Figure contents as structured data
--------------------------------

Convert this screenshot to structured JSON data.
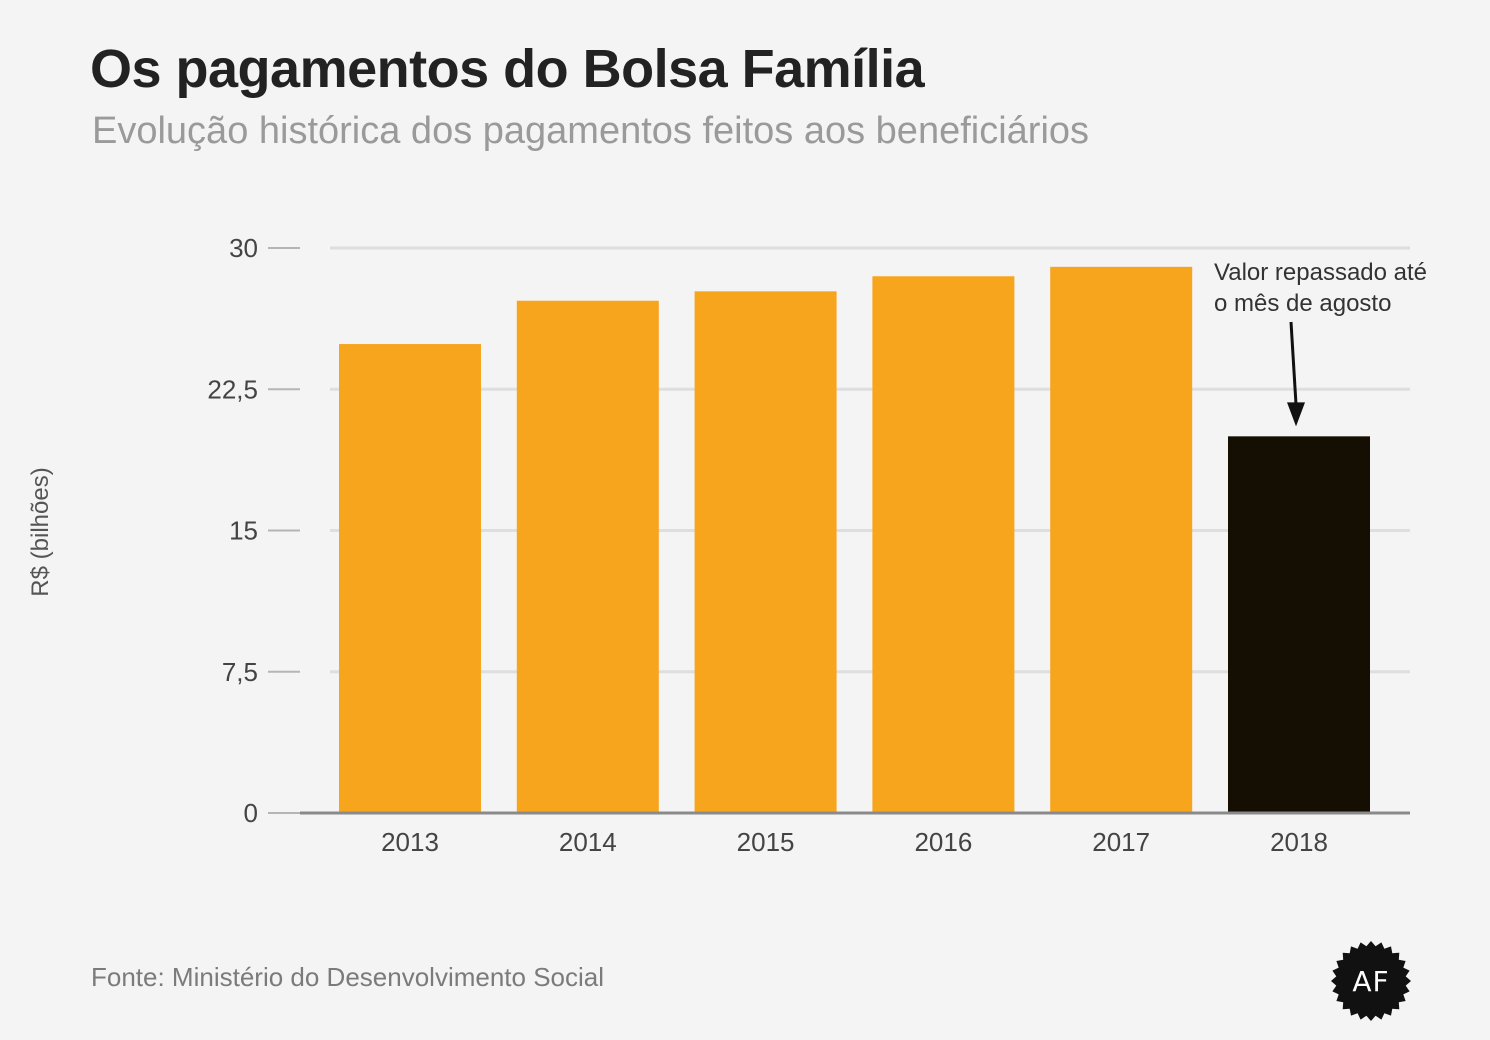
{
  "header": {
    "title": "Os pagamentos do Bolsa Família",
    "subtitle": "Evolução histórica dos pagamentos feitos aos beneficiários"
  },
  "footer": {
    "source": "Fonte: Ministério do Desenvolvimento Social",
    "logo_text": "AF"
  },
  "colors": {
    "bar_default": "#f8a51e",
    "bar_highlight": "#140f02",
    "gridline": "#dedede",
    "baseline": "#8a8a8a",
    "axis_text": "#444444"
  },
  "chart_data": {
    "type": "bar",
    "categories": [
      "2013",
      "2014",
      "2015",
      "2016",
      "2017",
      "2018"
    ],
    "values": [
      24.9,
      27.2,
      27.7,
      28.5,
      29.0,
      20.0
    ],
    "highlight": [
      "2018"
    ],
    "ylabel": "R$ (bilhões)",
    "xlabel": "",
    "ylim": [
      0,
      30
    ],
    "yticks": [
      "0",
      "7,5",
      "15",
      "22,5",
      "30"
    ],
    "ytick_values": [
      0,
      7.5,
      15,
      22.5,
      30
    ],
    "grid": true,
    "annotation": {
      "category": "2018",
      "lines": [
        "Valor repassado até",
        "o mês de  agosto"
      ]
    }
  }
}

--------------------------------

(TASK DETAILS) Pictures are excluded; copy every other part of the records exactly.

(OUTPUT OF THE EXERCISE)
Convert this screenshot to structured JSON data.
{
  "header": {
    "title": "Os pagamentos do Bolsa Família",
    "subtitle": "Evolução histórica dos pagamentos feitos aos beneficiários"
  },
  "footer": {
    "source": "Fonte: Ministério do Desenvolvimento Social",
    "logo_text": "AF"
  },
  "colors": {
    "bar_default": "#f8a51e",
    "bar_highlight": "#140f02",
    "gridline": "#dedede",
    "baseline": "#8a8a8a",
    "axis_text": "#444444"
  },
  "chart_data": {
    "type": "bar",
    "categories": [
      "2013",
      "2014",
      "2015",
      "2016",
      "2017",
      "2018"
    ],
    "values": [
      24.9,
      27.2,
      27.7,
      28.5,
      29.0,
      20.0
    ],
    "highlight": [
      "2018"
    ],
    "ylabel": "R$ (bilhões)",
    "xlabel": "",
    "ylim": [
      0,
      30
    ],
    "yticks": [
      "0",
      "7,5",
      "15",
      "22,5",
      "30"
    ],
    "ytick_values": [
      0,
      7.5,
      15,
      22.5,
      30
    ],
    "grid": true,
    "annotation": {
      "category": "2018",
      "lines": [
        "Valor repassado até",
        "o mês de  agosto"
      ]
    }
  }
}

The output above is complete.